Saved entries:
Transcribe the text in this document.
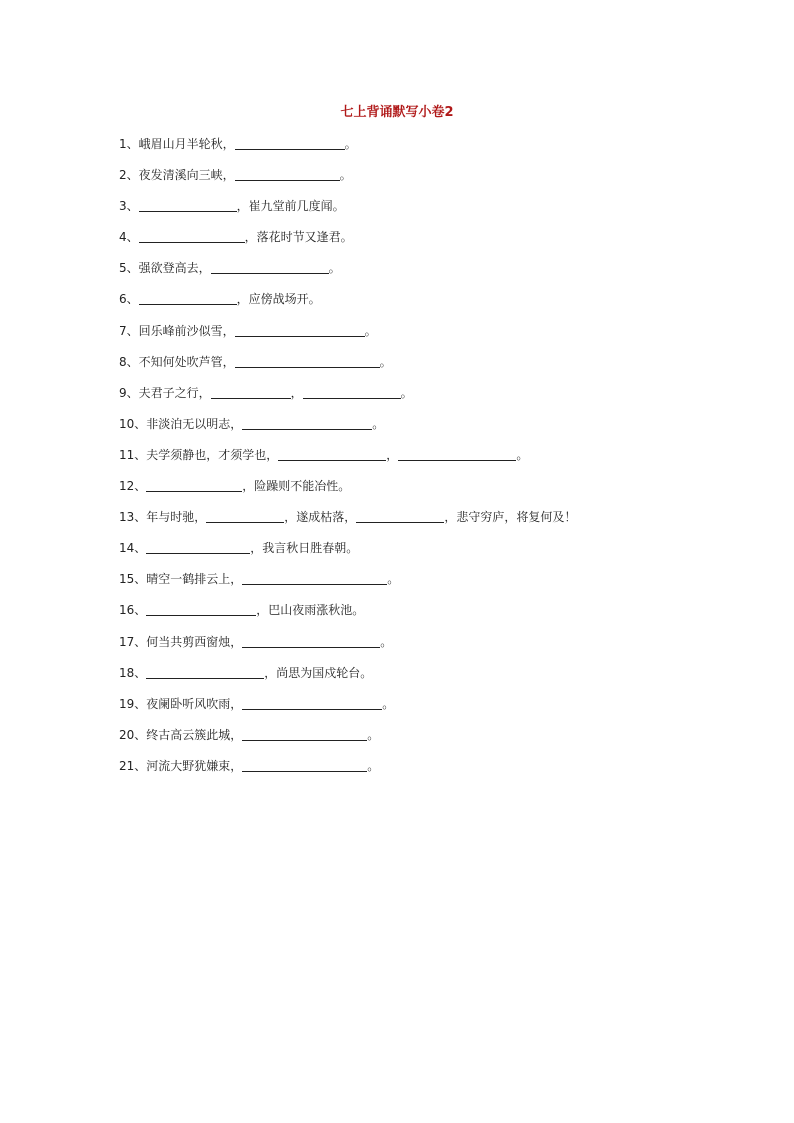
七上背诵默写小卷2
1、 峨眉山月半轮秋，	。
2、 夜发清溪向三峡，	。
3、	，崔九堂前几度闻。
4、	，落花时节又逢君。
5、 强欲登高去，	。
6、	，应傍战场开。
7、 回乐峰前沙似雪，	。
8、 不知何处吹芦管，	。
9、 夫君子之行，	，	。
10、 非淡泊无以明志，	。
11、 夫学须静也，才须学也，	，	。
12、	，险躁则不能冶性。
13、 年与时驰，	，遂成枯落，	，悲守穷庐，将复何及！
14、	，我言秋日胜春朝。
15、 晴空一鹤排云上，	。
16、	，巴山夜雨涨秋池。
17、 何当共剪西窗烛，	。
18、	，尚思为国戍轮台。
19、 夜阑卧听风吹雨，	。
20、 终古高云簇此城，	。
21、 河流大野犹嫌束，	。
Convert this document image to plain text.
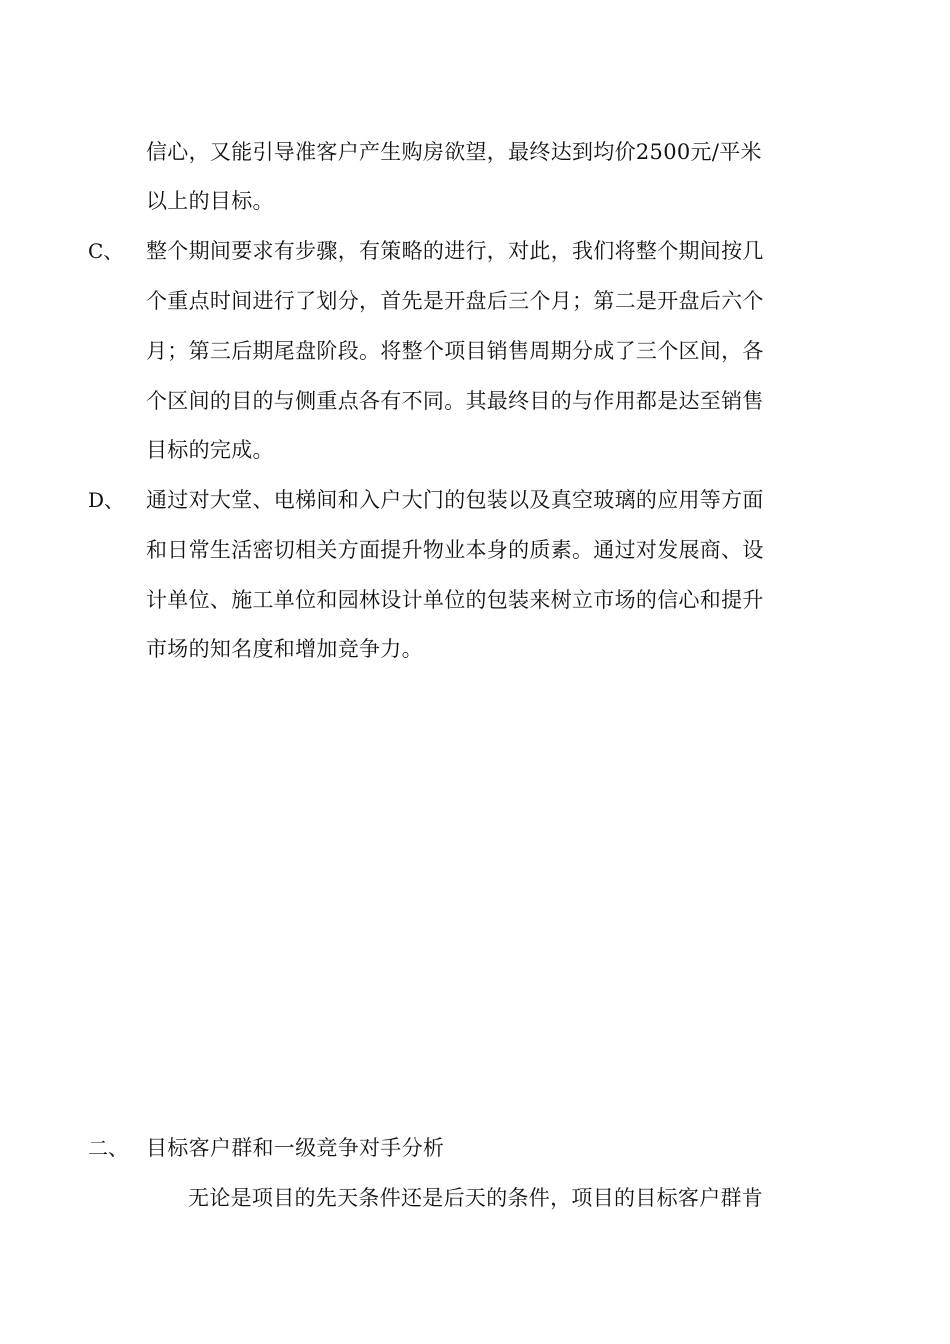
信心，又能引导准客户产生购房欲望，最终达到均价2500元/平米
以上的目标。
C、 整个期间要求有步骤，有策略的进行，对此，我们将整个期间按几
个重点时间进行了划分，首先是开盘后三个月；第二是开盘后六个
月；第三后期尾盘阶段。将整个项目销售周期分成了三个区间，各
个区间的目的与侧重点各有不同。其最终目的与作用都是达至销售
目标的完成。
D、 通过对大堂、电梯间和入户大门的包装以及真空玻璃的应用等方面
和日常生活密切相关方面提升物业本身的质素。通过对发展商、设
计单位、施工单位和园林设计单位的包装来树立市场的信心和提升
市场的知名度和增加竞争力。
二、 目标客户群和一级竞争对手分析
无论是项目的先天条件还是后天的条件，项目的目标客户群肯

Request:
Look through the listing above. Pick out each line with "this" and copy it.

Correct response:
Transcribe the text in this document.
Convert this document image to plain text.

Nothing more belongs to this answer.